— start RECORDS SUPPLIED —

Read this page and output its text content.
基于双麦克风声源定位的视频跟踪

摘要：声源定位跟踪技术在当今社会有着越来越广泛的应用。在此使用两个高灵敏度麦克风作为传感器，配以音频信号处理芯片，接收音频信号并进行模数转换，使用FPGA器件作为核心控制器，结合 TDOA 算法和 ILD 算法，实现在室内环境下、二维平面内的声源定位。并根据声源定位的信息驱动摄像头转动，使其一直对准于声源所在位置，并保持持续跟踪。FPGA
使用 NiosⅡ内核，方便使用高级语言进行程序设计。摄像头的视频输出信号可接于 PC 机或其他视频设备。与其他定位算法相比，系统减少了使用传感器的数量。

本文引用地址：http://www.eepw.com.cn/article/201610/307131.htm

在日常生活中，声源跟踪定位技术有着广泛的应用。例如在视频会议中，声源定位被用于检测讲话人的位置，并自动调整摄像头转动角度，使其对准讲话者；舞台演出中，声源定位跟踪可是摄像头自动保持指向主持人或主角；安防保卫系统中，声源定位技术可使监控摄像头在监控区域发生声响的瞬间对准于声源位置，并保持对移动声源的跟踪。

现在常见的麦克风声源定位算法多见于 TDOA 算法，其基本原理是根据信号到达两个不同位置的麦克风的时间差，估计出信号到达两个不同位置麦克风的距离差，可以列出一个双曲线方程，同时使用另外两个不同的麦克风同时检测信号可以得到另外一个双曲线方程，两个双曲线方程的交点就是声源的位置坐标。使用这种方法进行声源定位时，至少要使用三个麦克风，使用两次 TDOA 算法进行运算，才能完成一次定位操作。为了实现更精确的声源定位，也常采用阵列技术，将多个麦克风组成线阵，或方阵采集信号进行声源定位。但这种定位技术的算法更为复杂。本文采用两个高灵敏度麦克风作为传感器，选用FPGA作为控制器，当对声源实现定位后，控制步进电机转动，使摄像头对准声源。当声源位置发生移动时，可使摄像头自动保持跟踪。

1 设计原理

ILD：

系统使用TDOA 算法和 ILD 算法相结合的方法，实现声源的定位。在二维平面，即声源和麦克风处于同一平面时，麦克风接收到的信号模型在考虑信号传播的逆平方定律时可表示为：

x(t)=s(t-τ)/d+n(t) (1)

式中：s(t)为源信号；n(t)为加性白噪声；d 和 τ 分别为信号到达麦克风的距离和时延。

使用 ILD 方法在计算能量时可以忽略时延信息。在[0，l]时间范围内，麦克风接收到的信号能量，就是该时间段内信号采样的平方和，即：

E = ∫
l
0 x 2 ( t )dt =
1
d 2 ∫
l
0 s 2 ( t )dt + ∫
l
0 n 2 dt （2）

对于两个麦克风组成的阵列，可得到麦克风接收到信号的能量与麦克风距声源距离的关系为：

— end RECORDS SUPPLIED —

_WHAT YOU NEED TO DO_.
Transcribe all entries exactly as they are given.

_TASK SOLUTION_.
Read this page and output its text content.
基于双麦克风声源定位的视频跟踪

摘要：声源定位跟踪技术在当今社会有着越来越广泛的应用。在此使用两个高灵敏度麦克风作为传感器，配以音频信号处理芯片，接收音频信号并进行模数转换，使用FPGA器件作为核心控制器，结合 TDOA 算法和 ILD 算法，实现在室内环境下、二维平面内的声源定位。并根据声源定位的信息驱动摄像头转动，使其一直对准于声源所在位置，并保持持续跟踪。FPGA
使用 NiosⅡ内核，方便使用高级语言进行程序设计。摄像头的视频输出信号可接于 PC 机或其他视频设备。与其他定位算法相比，系统减少了使用传感器的数量。

本文引用地址：http://www.eepw.com.cn/article/201610/307131.htm

在日常生活中，声源跟踪定位技术有着广泛的应用。例如在视频会议中，声源定位被用于检测讲话人的位置，并自动调整摄像头转动角度，使其对准讲话者；舞台演出中，声源定位跟踪可是摄像头自动保持指向主持人或主角；安防保卫系统中，声源定位技术可使监控摄像头在监控区域发生声响的瞬间对准于声源位置，并保持对移动声源的跟踪。

现在常见的麦克风声源定位算法多见于 TDOA 算法，其基本原理是根据信号到达两个不同位置的麦克风的时间差，估计出信号到达两个不同位置麦克风的距离差，可以列出一个双曲线方程，同时使用另外两个不同的麦克风同时检测信号可以得到另外一个双曲线方程，两个双曲线方程的交点就是声源的位置坐标。使用这种方法进行声源定位时，至少要使用三个麦克风，使用两次 TDOA 算法进行运算，才能完成一次定位操作。为了实现更精确的声源定位，也常采用阵列技术，将多个麦克风组成线阵，或方阵采集信号进行声源定位。但这种定位技术的算法更为复杂。本文采用两个高灵敏度麦克风作为传感器，选用FPGA作为控制器，当对声源实现定位后，控制步进电机转动，使摄像头对准声源。当声源位置发生移动时，可使摄像头自动保持跟踪。

1 设计原理

ILD：

系统使用TDOA 算法和 ILD 算法相结合的方法，实现声源的定位。在二维平面，即声源和麦克风处于同一平面时，麦克风接收到的信号模型在考虑信号传播的逆平方定律时可表示为：

x(t)=s(t-τ)/d+n(t) (1)

式中：s(t)为源信号；n(t)为加性白噪声；d 和 τ 分别为信号到达麦克风的距离和时延。

使用 ILD 方法在计算能量时可以忽略时延信息。在[0，l]时间范围内，麦克风接收到的信号能量，就是该时间段内信号采样的平方和，即：

E = ∫
l
0 x 2 ( t )dt =
1
d 2 ∫
l
0 s 2 ( t )dt + ∫
l
0 n 2 dt （2）

对于两个麦克风组成的阵列，可得到麦克风接收到信号的能量与麦克风距声源距离的关系为：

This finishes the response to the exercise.